Problem description —
Check every line of the data below for the string "Model", and copy the ones that hold it.

── Information provided ──

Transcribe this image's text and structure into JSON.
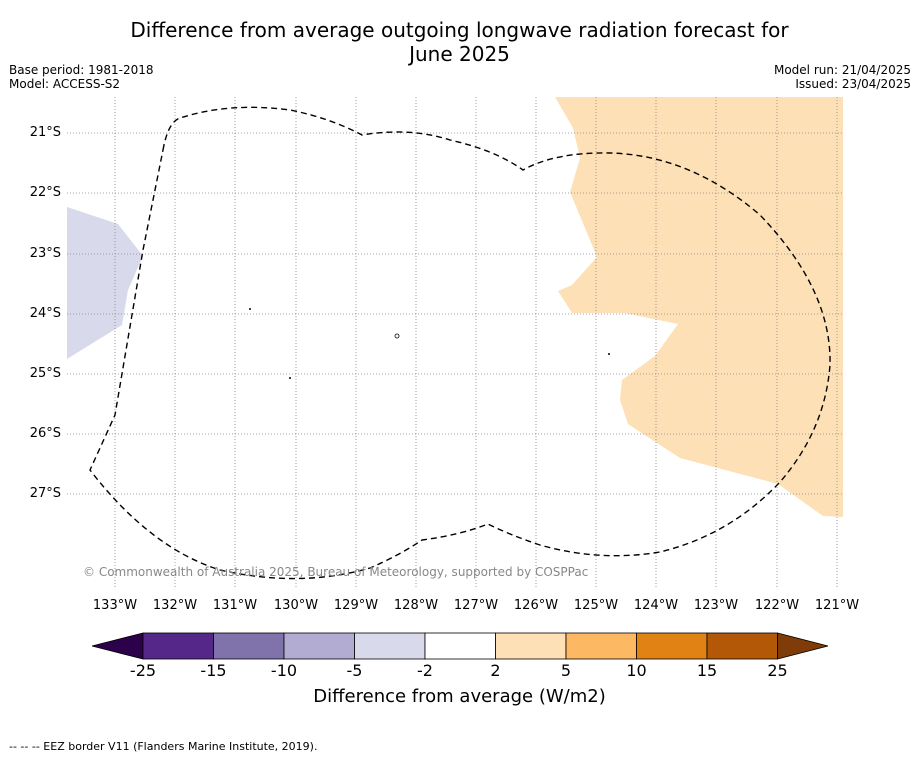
{
  "title_line1": "Difference from average outgoing longwave radiation forecast for",
  "title_line2": "June 2025",
  "meta_left": {
    "base_period": "Base period: 1981-2018",
    "model": "Model: ACCESS-S2"
  },
  "meta_right": {
    "model_run": "Model run: 21/04/2025",
    "issued": "Issued: 23/04/2025"
  },
  "lat_labels": [
    "21°S",
    "22°S",
    "23°S",
    "24°S",
    "25°S",
    "26°S",
    "27°S"
  ],
  "lon_labels": [
    "133°W",
    "132°W",
    "131°W",
    "130°W",
    "129°W",
    "128°W",
    "127°W",
    "126°W",
    "125°W",
    "124°W",
    "123°W",
    "122°W",
    "121°W"
  ],
  "copyright": "© Commonwealth of Australia 2025, Bureau of Meteorology, supported by COSPPac",
  "colorbar": {
    "label": "Difference from average (W/m2)",
    "ticks": [
      "-25",
      "-15",
      "-10",
      "-5",
      "-2",
      "2",
      "5",
      "10",
      "15",
      "25"
    ],
    "colors": {
      "below_min": "#2d004b",
      "c1": "#542788",
      "c2": "#8073ac",
      "c3": "#b2abd2",
      "c4": "#d8daeb",
      "c5": "#ffffff",
      "c6": "#fee0b6",
      "c7": "#fdb863",
      "c8": "#e08214",
      "c9": "#b35806",
      "above_max": "#7f3b08"
    }
  },
  "footer": "--  --  -- EEZ border V11 (Flanders Marine Institute, 2019)."
}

───

Final answer —
    "model": "Model: ACCESS-S2"
    "model_run": "Model run: 21/04/2025",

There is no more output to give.